Znam ten ból Jacku,Jezus Chrystus uwolnił mnie z moich nałogów,było tego sporo
A teraz znowu uwikłałam się w uzależnienie od cukru.
Było tak cudownie,byłam wolna i zachciało mi się czekolady.Upadłam i ciężko mi się podnieść bo nie polegam całkowicie na moim Panu Jezusie Chrystusie.
“A teraz znowu uwikłałam się w uzależnienie od cukru.”
Lenko nie jesteś w tym sama.. Rozumiem Cię..
hahaha
To nie było wcale śmieszne 🙁
Ja mam zniewolenie 🙂 Uzależniłam się od tej stronki 🙂
chyba bardziej od społeczności tej strony 🙂
Właśnie to miałam na myśli, tylko niezgrabnie to ujęłam 🙂
Mam tak samo 🙂
Prz 28.13
Nie zazna szczęścia, kto błędy (grzechy)swe ukrywa;
kto je wyznaje, porzuca – ten miłosierdzia dostąpi.
otóż to – porzuca.
Myślę, że wielu chrześcijan koncenteruje się tylko na tym:
“1 Jana 1.9, „Jeśli wyznajemy grzechy swoje, wierny jest Bóg i sprawiedliwy i odpuści nam grzechy, i oczyści nas od wszelkiej nieprawości.”
Przepiękna furtka do stałego grzeszenia.
Cudowne usprawiedliwienie.
Oczywiście jest tak, że Bóg wybacza, ale jak ktos lubi grzech i żyje z nim z wygody to przebaczenia nie ma.
Każdy powinien sobie zadac pytania:
-czy walczę codziennie ze swym grzechem?
-czy prosze codziennie Boga o ŁASKĘ uwolnienia od grzechu?
Do królestwa wchodzimy brudni, ale otrzymujemy łaskę, najpotężniejszą broń w walce z grzechem.
Palisz papierosy? Palę. Żyjesz światem udając pobożnego, bo znasz trochę Biblii?” Myślę, że taki człowiek nie udaję. Zbyt wygórowany sąd.

──────────

**Zadania**
1/ Przepisz z tekstu fragment między „Myślę, że wielu” a „Cudowne usprawiedliwienie.”, łącznie z tymi słowami.
2/ Dlaczego, według tekstu, osobie uzależnionej od cukru ciężko jest się podnieść po upadku? Odpowiedz w jednym do trzech zdań.

**Dostępne dane**

──────────

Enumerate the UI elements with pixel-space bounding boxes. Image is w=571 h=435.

──────────

**Odpowiedzi do zadań**
1/
Myślę, że wielu chrześcijan koncenteruje się tylko na tym:
“1 Jana 1.9, „Jeśli wyznajemy grzechy swoje, wierny jest Bóg i sprawiedliwy i odpuści nam grzechy, i oczyści nas od wszelkiej nieprawości.”
Przepiękna furtka do stałego grzeszenia.
Cudowne usprawiedliwienie.

2/ Ciężko jej się podnieść, ponieważ nie polega całkowicie na swoim Panu Jezusie Chrystusie.